***** Dataset content

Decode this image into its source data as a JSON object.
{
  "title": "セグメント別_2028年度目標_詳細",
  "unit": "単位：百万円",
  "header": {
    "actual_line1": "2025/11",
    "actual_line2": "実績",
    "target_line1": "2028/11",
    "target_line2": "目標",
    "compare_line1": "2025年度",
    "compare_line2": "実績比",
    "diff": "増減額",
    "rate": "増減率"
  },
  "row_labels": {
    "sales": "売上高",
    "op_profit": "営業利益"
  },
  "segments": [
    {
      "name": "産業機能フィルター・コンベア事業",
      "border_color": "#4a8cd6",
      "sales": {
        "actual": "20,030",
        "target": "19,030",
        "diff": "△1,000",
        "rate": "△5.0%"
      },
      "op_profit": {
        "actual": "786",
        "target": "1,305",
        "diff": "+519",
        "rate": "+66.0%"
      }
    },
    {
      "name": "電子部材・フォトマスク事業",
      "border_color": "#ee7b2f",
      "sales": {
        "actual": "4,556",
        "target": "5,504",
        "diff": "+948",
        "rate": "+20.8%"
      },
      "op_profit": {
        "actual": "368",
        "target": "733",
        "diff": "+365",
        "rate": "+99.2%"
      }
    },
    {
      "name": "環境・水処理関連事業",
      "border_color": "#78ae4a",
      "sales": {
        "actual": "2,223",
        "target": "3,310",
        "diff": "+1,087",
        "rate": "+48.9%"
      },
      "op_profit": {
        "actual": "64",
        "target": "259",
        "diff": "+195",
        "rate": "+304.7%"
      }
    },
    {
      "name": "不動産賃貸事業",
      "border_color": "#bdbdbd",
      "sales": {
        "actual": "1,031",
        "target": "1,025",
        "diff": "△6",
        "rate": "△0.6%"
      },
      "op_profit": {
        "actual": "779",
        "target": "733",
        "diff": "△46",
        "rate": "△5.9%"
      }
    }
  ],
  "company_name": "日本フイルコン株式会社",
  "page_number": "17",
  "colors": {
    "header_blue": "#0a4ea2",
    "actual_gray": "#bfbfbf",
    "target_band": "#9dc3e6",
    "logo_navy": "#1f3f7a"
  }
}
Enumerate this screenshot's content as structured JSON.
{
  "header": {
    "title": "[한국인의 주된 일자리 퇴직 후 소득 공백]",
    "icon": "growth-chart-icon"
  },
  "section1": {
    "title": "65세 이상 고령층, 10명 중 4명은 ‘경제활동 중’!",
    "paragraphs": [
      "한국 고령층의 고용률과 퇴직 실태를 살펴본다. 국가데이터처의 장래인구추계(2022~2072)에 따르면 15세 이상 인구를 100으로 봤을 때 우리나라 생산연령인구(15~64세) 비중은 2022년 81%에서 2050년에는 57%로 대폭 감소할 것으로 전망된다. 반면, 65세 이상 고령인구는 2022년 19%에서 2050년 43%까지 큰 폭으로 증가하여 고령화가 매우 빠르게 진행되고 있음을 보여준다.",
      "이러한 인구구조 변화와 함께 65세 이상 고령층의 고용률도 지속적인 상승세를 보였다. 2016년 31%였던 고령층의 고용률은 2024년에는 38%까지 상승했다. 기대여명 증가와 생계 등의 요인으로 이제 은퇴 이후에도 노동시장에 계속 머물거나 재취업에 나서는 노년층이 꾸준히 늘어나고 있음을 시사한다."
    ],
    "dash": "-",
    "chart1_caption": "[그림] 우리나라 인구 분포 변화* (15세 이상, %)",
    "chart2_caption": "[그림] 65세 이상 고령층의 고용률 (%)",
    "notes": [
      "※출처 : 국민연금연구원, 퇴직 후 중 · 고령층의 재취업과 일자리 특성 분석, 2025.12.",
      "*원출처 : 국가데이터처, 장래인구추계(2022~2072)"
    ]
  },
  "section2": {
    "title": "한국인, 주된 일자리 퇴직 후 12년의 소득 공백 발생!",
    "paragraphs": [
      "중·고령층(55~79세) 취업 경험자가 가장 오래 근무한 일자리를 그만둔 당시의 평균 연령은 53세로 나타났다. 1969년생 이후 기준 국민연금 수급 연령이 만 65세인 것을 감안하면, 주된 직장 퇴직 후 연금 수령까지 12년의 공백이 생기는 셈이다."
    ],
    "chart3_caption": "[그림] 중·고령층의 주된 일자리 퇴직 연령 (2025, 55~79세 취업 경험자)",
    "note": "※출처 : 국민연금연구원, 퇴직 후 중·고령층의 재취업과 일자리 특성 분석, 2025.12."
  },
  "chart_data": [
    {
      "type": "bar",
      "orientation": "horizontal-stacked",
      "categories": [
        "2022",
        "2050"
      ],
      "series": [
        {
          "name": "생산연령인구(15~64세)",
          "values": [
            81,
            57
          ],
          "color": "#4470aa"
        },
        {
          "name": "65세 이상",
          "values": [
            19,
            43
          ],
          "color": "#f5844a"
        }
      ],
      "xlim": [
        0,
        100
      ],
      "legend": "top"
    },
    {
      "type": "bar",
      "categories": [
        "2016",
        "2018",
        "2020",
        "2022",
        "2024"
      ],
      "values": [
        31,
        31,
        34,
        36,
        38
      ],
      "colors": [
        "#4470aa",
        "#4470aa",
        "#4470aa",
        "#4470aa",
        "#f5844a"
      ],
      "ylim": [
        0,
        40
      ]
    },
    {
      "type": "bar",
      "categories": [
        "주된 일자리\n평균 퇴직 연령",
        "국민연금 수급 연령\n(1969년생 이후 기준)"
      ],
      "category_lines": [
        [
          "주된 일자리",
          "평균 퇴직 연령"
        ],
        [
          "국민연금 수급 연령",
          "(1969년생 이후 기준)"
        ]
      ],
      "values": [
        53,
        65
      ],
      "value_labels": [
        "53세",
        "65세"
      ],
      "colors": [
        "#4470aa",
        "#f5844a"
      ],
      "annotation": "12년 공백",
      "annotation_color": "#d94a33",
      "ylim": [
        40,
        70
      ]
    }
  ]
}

**********

## [Task prompt]
Search the material above for "우리나라". Pull out each line where it shows up.

## [Full response]
      "한국 고령층의 고용률과 퇴직 실태를 살펴본다. 국가데이터처의 장래인구추계(2022~2072)에 따르면 15세 이상 인구를 100으로 봤을 때 우리나라 생산연령인구(15~64세) 비중은 2022년 81%에서 2050년에는 57%로 대폭 감소할 것으로 전망된다. 반면, 65세 이상 고령인구는 2022년 19%에서 2050년 43%까지 큰 폭으로 증가하여 고령화가 매우 빠르게 진행되고 있음을 보여준다.",
    "chart1_caption": "[그림] 우리나라 인구 분포 변화* (15세 이상, %)",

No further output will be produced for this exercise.